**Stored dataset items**
====

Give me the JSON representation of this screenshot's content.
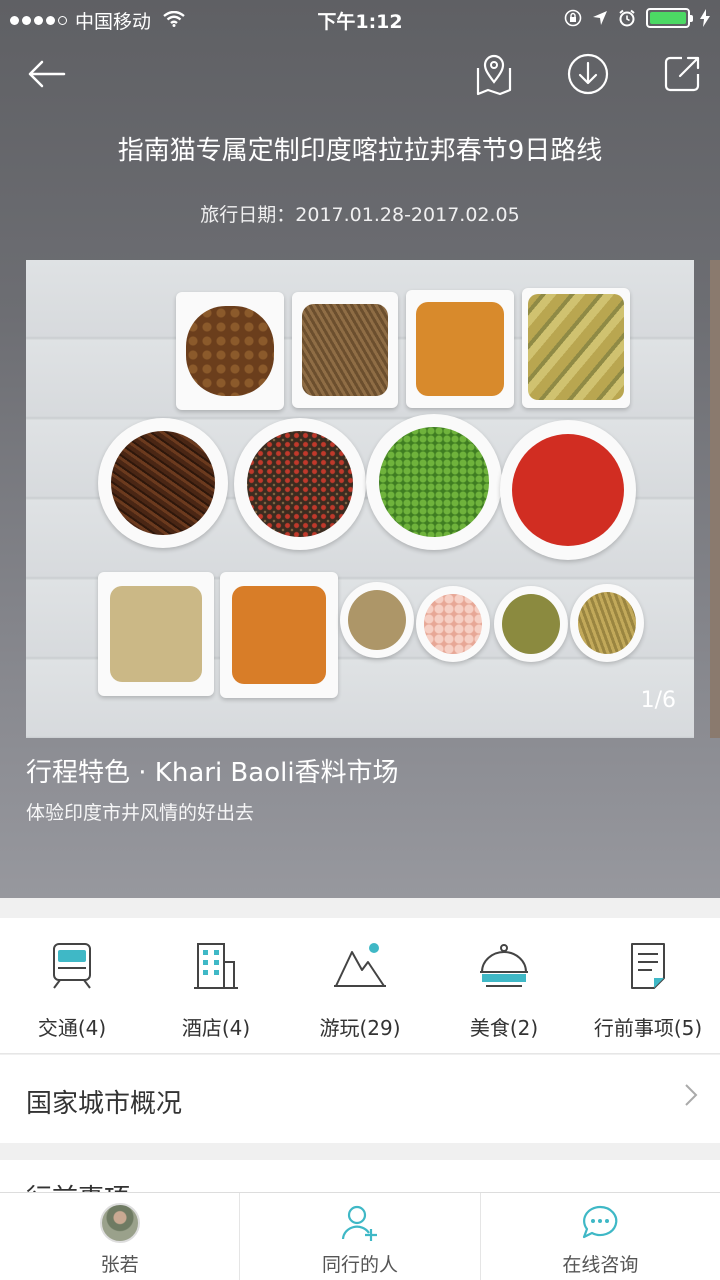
{
  "status": {
    "carrier": "中国移动",
    "time": "下午1:12"
  },
  "header": {
    "title": "指南猫专属定制印度喀拉拉邦春节9日路线",
    "date_label": "旅行日期：2017.01.28-2017.02.05"
  },
  "carousel": {
    "counter": "1/6",
    "caption_title": "行程特色 · Khari Baoli香料市场",
    "caption_subtitle": "体验印度市井风情的好出去"
  },
  "categories": [
    {
      "label": "交通(4)",
      "icon": "train-icon"
    },
    {
      "label": "酒店(4)",
      "icon": "hotel-icon"
    },
    {
      "label": "游玩(29)",
      "icon": "mountain-icon"
    },
    {
      "label": "美食(2)",
      "icon": "food-cloche-icon"
    },
    {
      "label": "行前事项(5)",
      "icon": "document-icon"
    }
  ],
  "overview": {
    "label": "国家城市概况"
  },
  "next_section": {
    "label": "行前事项"
  },
  "bottom_tabs": [
    {
      "label": "张若",
      "icon": "avatar"
    },
    {
      "label": "同行的人",
      "icon": "add-person-icon"
    },
    {
      "label": "在线咨询",
      "icon": "chat-icon"
    }
  ],
  "colors": {
    "accent": "#3fb8c6",
    "battery": "#4cd964"
  }
}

====

**Problem**
Copy out every line from the records that has the word "icon".

**Correct answer**
      "icon": "train-icon"
      "icon": "hotel-icon"
      "icon": "mountain-icon"
      "icon": "food-cloche-icon"
      "icon": "document-icon"
      "icon": "avatar"
      "icon": "add-person-icon"
      "icon": "chat-icon"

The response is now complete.